+++ Data excerpts

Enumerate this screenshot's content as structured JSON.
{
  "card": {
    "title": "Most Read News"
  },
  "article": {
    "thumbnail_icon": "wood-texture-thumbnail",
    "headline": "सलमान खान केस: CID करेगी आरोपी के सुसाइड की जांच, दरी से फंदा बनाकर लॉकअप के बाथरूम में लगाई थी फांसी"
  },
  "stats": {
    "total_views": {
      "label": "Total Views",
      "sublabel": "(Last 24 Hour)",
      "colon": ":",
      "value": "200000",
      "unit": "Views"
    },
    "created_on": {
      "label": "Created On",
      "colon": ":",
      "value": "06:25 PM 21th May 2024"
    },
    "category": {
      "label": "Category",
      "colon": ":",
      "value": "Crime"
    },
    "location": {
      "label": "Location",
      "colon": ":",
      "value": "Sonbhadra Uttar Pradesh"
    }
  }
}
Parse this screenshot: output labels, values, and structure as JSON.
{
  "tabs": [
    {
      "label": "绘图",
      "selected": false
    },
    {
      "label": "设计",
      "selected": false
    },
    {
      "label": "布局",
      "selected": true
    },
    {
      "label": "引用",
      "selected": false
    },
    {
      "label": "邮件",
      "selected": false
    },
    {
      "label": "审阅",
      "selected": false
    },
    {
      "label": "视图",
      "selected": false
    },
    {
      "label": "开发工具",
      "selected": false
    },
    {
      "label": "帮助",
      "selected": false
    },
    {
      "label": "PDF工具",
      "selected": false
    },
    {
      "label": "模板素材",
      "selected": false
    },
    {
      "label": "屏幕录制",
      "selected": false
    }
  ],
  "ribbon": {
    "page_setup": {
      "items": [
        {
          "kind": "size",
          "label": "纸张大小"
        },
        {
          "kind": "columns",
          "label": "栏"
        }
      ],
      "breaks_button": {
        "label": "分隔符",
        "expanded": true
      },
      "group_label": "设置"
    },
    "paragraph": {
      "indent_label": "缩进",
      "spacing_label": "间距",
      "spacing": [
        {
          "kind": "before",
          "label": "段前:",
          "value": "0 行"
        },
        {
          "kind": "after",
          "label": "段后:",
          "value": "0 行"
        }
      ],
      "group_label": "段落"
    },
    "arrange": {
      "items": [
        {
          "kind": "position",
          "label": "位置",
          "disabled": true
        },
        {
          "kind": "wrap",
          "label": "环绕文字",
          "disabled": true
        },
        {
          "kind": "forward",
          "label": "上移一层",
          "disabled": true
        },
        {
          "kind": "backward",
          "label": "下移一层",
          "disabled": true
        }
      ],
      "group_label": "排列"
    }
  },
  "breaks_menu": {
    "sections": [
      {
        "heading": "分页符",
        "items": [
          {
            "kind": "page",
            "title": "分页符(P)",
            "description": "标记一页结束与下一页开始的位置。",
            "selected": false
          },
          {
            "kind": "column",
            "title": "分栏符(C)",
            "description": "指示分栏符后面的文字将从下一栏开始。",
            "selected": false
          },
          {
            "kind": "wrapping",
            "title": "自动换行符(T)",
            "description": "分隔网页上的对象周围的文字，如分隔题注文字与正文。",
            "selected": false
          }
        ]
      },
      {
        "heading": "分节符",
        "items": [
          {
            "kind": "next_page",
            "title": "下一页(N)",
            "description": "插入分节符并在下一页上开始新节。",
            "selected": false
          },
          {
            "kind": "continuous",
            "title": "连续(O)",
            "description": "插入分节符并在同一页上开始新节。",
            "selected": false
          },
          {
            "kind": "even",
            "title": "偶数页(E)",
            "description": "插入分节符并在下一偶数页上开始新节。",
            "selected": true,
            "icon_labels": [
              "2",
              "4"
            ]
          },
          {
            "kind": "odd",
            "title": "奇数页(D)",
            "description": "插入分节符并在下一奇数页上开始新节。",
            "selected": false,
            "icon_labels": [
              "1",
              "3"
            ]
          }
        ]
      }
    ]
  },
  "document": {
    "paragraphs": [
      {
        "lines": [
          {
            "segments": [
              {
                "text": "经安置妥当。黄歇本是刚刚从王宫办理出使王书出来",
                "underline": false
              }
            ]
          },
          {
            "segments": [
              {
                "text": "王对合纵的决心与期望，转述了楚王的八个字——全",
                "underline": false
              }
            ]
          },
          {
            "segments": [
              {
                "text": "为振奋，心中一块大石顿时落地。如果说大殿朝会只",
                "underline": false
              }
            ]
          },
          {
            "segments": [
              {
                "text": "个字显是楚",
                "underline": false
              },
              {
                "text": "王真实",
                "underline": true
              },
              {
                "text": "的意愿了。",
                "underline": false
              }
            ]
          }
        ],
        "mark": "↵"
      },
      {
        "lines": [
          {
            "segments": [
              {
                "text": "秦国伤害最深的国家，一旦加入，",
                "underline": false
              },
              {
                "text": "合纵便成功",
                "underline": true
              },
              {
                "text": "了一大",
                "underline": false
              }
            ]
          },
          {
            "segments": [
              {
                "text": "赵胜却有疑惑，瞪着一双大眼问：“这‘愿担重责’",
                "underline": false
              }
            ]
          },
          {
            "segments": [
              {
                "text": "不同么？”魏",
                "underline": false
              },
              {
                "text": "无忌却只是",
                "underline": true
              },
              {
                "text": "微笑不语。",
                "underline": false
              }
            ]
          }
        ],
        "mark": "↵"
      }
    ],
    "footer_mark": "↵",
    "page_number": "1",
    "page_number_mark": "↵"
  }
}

++++++

> _Task prompt_
Write the complete data out, exactly as above.

> _The reply_
Enumerate this screenshot's content as structured JSON.
{
  "card": {
    "title": "Most Read News"
  },
  "article": {
    "thumbnail_icon": "wood-texture-thumbnail",
    "headline": "सलमान खान केस: CID करेगी आरोपी के सुसाइड की जांच, दरी से फंदा बनाकर लॉकअप के बाथरूम में लगाई थी फांसी"
  },
  "stats": {
    "total_views": {
      "label": "Total Views",
      "sublabel": "(Last 24 Hour)",
      "colon": ":",
      "value": "200000",
      "unit": "Views"
    },
    "created_on": {
      "label": "Created On",
      "colon": ":",
      "value": "06:25 PM 21th May 2024"
    },
    "category": {
      "label": "Category",
      "colon": ":",
      "value": "Crime"
    },
    "location": {
      "label": "Location",
      "colon": ":",
      "value": "Sonbhadra Uttar Pradesh"
    }
  }
}
Parse this screenshot: output labels, values, and structure as JSON.
{
  "tabs": [
    {
      "label": "绘图",
      "selected": false
    },
    {
      "label": "设计",
      "selected": false
    },
    {
      "label": "布局",
      "selected": true
    },
    {
      "label": "引用",
      "selected": false
    },
    {
      "label": "邮件",
      "selected": false
    },
    {
      "label": "审阅",
      "selected": false
    },
    {
      "label": "视图",
      "selected": false
    },
    {
      "label": "开发工具",
      "selected": false
    },
    {
      "label": "帮助",
      "selected": false
    },
    {
      "label": "PDF工具",
      "selected": false
    },
    {
      "label": "模板素材",
      "selected": false
    },
    {
      "label": "屏幕录制",
      "selected": false
    }
  ],
  "ribbon": {
    "page_setup": {
      "items": [
        {
          "kind": "size",
          "label": "纸张大小"
        },
        {
          "kind": "columns",
          "label": "栏"
        }
      ],
      "breaks_button": {
        "label": "分隔符",
        "expanded": true
      },
      "group_label": "设置"
    },
    "paragraph": {
      "indent_label": "缩进",
      "spacing_label": "间距",
      "spacing": [
        {
          "kind": "before",
          "label": "段前:",
          "value": "0 行"
        },
        {
          "kind": "after",
          "label": "段后:",
          "value": "0 行"
        }
      ],
      "group_label": "段落"
    },
    "arrange": {
      "items": [
        {
          "kind": "position",
          "label": "位置",
          "disabled": true
        },
        {
          "kind": "wrap",
          "label": "环绕文字",
          "disabled": true
        },
        {
          "kind": "forward",
          "label": "上移一层",
          "disabled": true
        },
        {
          "kind": "backward",
          "label": "下移一层",
          "disabled": true
        }
      ],
      "group_label": "排列"
    }
  },
  "breaks_menu": {
    "sections": [
      {
        "heading": "分页符",
        "items": [
          {
            "kind": "page",
            "title": "分页符(P)",
            "description": "标记一页结束与下一页开始的位置。",
            "selected": false
          },
          {
            "kind": "column",
            "title": "分栏符(C)",
            "description": "指示分栏符后面的文字将从下一栏开始。",
            "selected": false
          },
          {
            "kind": "wrapping",
            "title": "自动换行符(T)",
            "description": "分隔网页上的对象周围的文字，如分隔题注文字与正文。",
            "selected": false
          }
        ]
      },
      {
        "heading": "分节符",
        "items": [
          {
            "kind": "next_page",
            "title": "下一页(N)",
            "description": "插入分节符并在下一页上开始新节。",
            "selected": false
          },
          {
            "kind": "continuous",
            "title": "连续(O)",
            "description": "插入分节符并在同一页上开始新节。",
            "selected": false
          },
          {
            "kind": "even",
            "title": "偶数页(E)",
            "description": "插入分节符并在下一偶数页上开始新节。",
            "selected": true,
            "icon_labels": [
              "2",
              "4"
            ]
          },
          {
            "kind": "odd",
            "title": "奇数页(D)",
            "description": "插入分节符并在下一奇数页上开始新节。",
            "selected": false,
            "icon_labels": [
              "1",
              "3"
            ]
          }
        ]
      }
    ]
  },
  "document": {
    "paragraphs": [
      {
        "lines": [
          {
            "segments": [
              {
                "text": "经安置妥当。黄歇本是刚刚从王宫办理出使王书出来",
                "underline": false
              }
            ]
          },
          {
            "segments": [
              {
                "text": "王对合纵的决心与期望，转述了楚王的八个字——全",
                "underline": false
              }
            ]
          },
          {
            "segments": [
              {
                "text": "为振奋，心中一块大石顿时落地。如果说大殿朝会只",
                "underline": false
              }
            ]
          },
          {
            "segments": [
              {
                "text": "个字显是楚",
                "underline": false
              },
              {
                "text": "王真实",
                "underline": true
              },
              {
                "text": "的意愿了。",
                "underline": false
              }
            ]
          }
        ],
        "mark": "↵"
      },
      {
        "lines": [
          {
            "segments": [
              {
                "text": "秦国伤害最深的国家，一旦加入，",
                "underline": false
              },
              {
                "text": "合纵便成功",
                "underline": true
              },
              {
                "text": "了一大",
                "underline": false
              }
            ]
          },
          {
            "segments": [
              {
                "text": "赵胜却有疑惑，瞪着一双大眼问：“这‘愿担重责’",
                "underline": false
              }
            ]
          },
          {
            "segments": [
              {
                "text": "不同么？”魏",
                "underline": false
              },
              {
                "text": "无忌却只是",
                "underline": true
              },
              {
                "text": "微笑不语。",
                "underline": false
              }
            ]
          }
        ],
        "mark": "↵"
      }
    ],
    "footer_mark": "↵",
    "page_number": "1",
    "page_number_mark": "↵"
  }
}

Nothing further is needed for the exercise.